**What this task involves**
Rewrite the material below with every occurrence of "figure" swapped for "drawing", leaving the rest untouched.

** Begin **

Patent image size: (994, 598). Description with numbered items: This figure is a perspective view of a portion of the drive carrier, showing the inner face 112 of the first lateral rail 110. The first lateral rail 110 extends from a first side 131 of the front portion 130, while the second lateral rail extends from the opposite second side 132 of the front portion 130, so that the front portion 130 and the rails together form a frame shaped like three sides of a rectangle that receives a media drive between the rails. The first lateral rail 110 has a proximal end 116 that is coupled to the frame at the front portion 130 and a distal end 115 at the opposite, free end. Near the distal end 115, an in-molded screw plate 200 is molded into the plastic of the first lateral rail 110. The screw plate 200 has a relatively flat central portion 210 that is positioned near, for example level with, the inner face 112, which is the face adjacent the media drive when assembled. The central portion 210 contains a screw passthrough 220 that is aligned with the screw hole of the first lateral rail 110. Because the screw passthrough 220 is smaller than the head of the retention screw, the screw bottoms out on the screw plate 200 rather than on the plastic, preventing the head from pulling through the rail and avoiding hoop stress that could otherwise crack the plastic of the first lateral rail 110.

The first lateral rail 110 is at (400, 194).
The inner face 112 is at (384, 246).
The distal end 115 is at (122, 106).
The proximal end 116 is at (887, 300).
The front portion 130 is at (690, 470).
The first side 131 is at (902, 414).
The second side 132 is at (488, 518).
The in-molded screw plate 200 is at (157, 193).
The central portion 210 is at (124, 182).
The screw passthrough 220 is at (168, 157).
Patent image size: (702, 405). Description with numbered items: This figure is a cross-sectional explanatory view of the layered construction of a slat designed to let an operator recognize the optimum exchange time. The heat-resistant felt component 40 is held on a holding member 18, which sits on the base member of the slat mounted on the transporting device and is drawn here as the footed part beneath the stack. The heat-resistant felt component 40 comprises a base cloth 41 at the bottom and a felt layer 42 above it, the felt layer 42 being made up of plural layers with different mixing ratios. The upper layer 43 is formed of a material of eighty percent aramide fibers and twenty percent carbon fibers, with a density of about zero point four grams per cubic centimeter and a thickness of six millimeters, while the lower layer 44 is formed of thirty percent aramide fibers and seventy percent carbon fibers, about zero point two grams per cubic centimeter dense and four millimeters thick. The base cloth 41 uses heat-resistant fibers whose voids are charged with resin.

** End **

**Final result**
Patent image size: (994, 598). Description with numbered items: This drawing is a perspective view of a portion of the drive carrier, showing the inner face 112 of the first lateral rail 110. The first lateral rail 110 extends from a first side 131 of the front portion 130, while the second lateral rail extends from the opposite second side 132 of the front portion 130, so that the front portion 130 and the rails together form a frame shaped like three sides of a rectangle that receives a media drive between the rails. The first lateral rail 110 has a proximal end 116 that is coupled to the frame at the front portion 130 and a distal end 115 at the opposite, free end. Near the distal end 115, an in-molded screw plate 200 is molded into the plastic of the first lateral rail 110. The screw plate 200 has a relatively flat central portion 210 that is positioned near, for example level with, the inner face 112, which is the face adjacent the media drive when assembled. The central portion 210 contains a screw passthrough 220 that is aligned with the screw hole of the first lateral rail 110. Because the screw passthrough 220 is smaller than the head of the retention screw, the screw bottoms out on the screw plate 200 rather than on the plastic, preventing the head from pulling through the rail and avoiding hoop stress that could otherwise crack the plastic of the first lateral rail 110.

The first lateral rail 110 is at (400, 194).
The inner face 112 is at (384, 246).
The distal end 115 is at (122, 106).
The proximal end 116 is at (887, 300).
The front portion 130 is at (690, 470).
The first side 131 is at (902, 414).
The second side 132 is at (488, 518).
The in-molded screw plate 200 is at (157, 193).
The central portion 210 is at (124, 182).
The screw passthrough 220 is at (168, 157).
Patent image size: (702, 405). Description with numbered items: This drawing is a cross-sectional explanatory view of the layered construction of a slat designed to let an operator recognize the optimum exchange time. The heat-resistant felt component 40 is held on a holding member 18, which sits on the base member of the slat mounted on the transporting device and is drawn here as the footed part beneath the stack. The heat-resistant felt component 40 comprises a base cloth 41 at the bottom and a felt layer 42 above it, the felt layer 42 being made up of plural layers with different mixing ratios. The upper layer 43 is formed of a material of eighty percent aramide fibers and twenty percent carbon fibers, with a density of about zero point four grams per cubic centimeter and a thickness of six millimeters, while the lower layer 44 is formed of thirty percent aramide fibers and seventy percent carbon fibers, about zero point two grams per cubic centimeter dense and four millimeters thick. The base cloth 41 uses heat-resistant fibers whose voids are charged with resin.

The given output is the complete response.